YOUR GOAL: Omit the pictures and return every entry exactly as written.
• • • • •
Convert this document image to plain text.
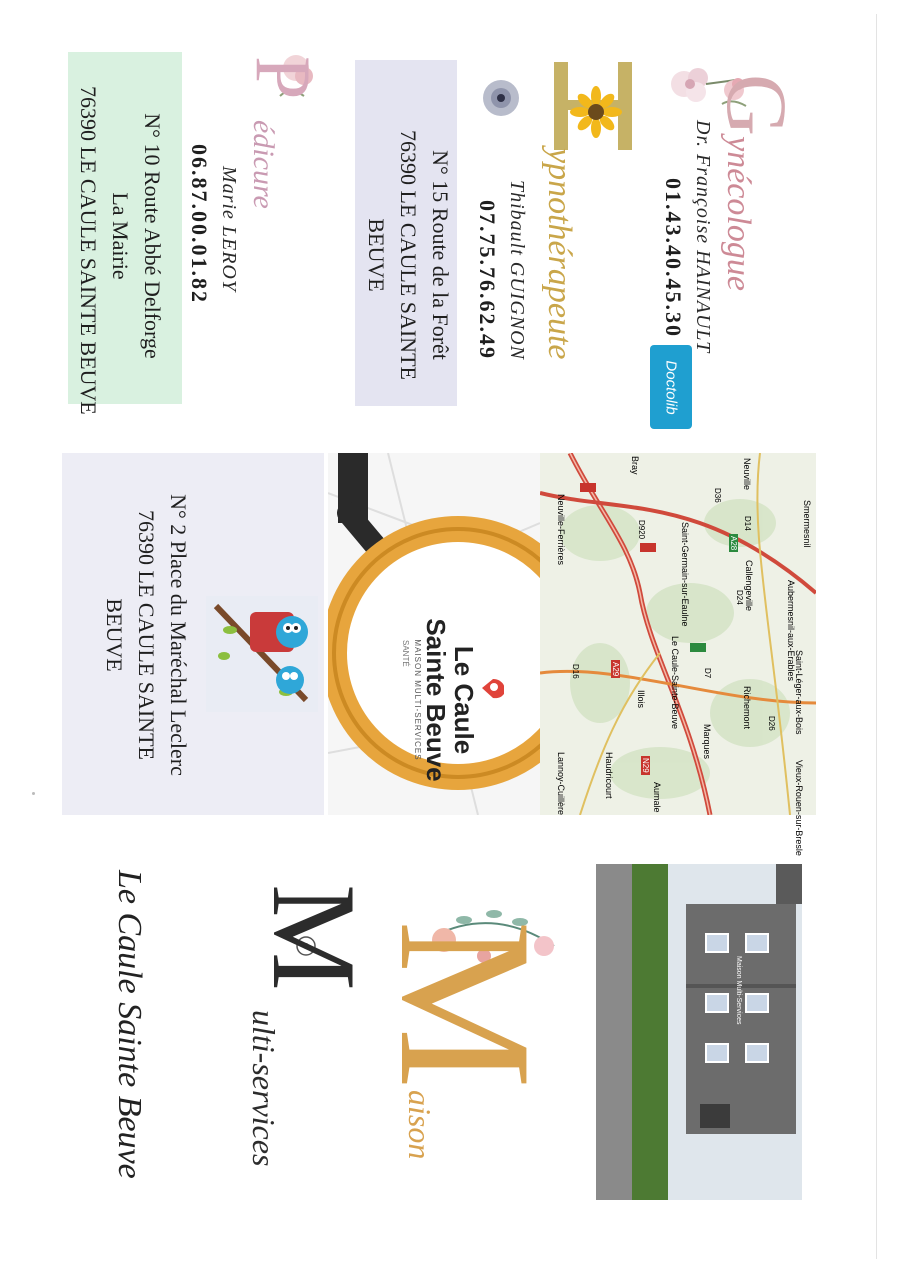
Gynécologue
Dr. Françoise HAINAULT
01.43.40.45.30
Doctolib
ypnothérapeute
Thibault GUIGNON
07.75.76.62.49
N° 15 Route de la Forêt
76390 LE CAULE SAINTE
BEUVE
P
édicure
Marie LEROY
06.87.00.01.82
N° 10 Route Abbé Delforge
La Mairie
76390 LE CAULE SAINTE BEUVE
Smermesnil
Aubermesnil-aux-Erables
Saint-Léger-aux-Bois
Vieux-Rouen-sur-Bresle
Neuville
Callengeville
Richemont
Saint-Germain-sur-Eaulne
Le Caule-Sainte-Beuve
Marques
Illois
Neuville-Ferrières
Haudricourt	Aumale
Lannoy-Cuillère
Bray
A28
A29
N29
D920
D7
D24
D36
D16
D26
D14
Le Caule
Sainte Beuve
MAISON MULTI-SERVICES
SANTÉ
N° 2 Place du Maréchal Leclerc
76390 LE CAULE SAINTE
BEUVE
Maison Multi-Services
M
aison
M
ulti-services
Le Caule Sainte Beuve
• • • • •
TASK ANSWER:
Convert this document image to plain text.
Gynécologue
Dr. Françoise HAINAULT
01.43.40.45.30
Doctolib
ypnothérapeute
Thibault GUIGNON
07.75.76.62.49
N° 15 Route de la Forêt
76390 LE CAULE SAINTE
BEUVE
P
édicure
Marie LEROY
06.87.00.01.82
N° 10 Route Abbé Delforge
La Mairie
76390 LE CAULE SAINTE BEUVE
Smermesnil
Aubermesnil-aux-Erables
Saint-Léger-aux-Bois
Vieux-Rouen-sur-Bresle
Neuville
Callengeville
Richemont
Saint-Germain-sur-Eaulne
Le Caule-Sainte-Beuve
Marques
Illois
Neuville-Ferrières
Haudricourt	Aumale
Lannoy-Cuillère
Bray
A28
A29
N29
D920
D7
D24
D36
D16
D26
D14
Le Caule
Sainte Beuve
MAISON MULTI-SERVICES
SANTÉ
N° 2 Place du Maréchal Leclerc
76390 LE CAULE SAINTE
BEUVE
Maison Multi-Services
M
aison
M
ulti-services
Le Caule Sainte Beuve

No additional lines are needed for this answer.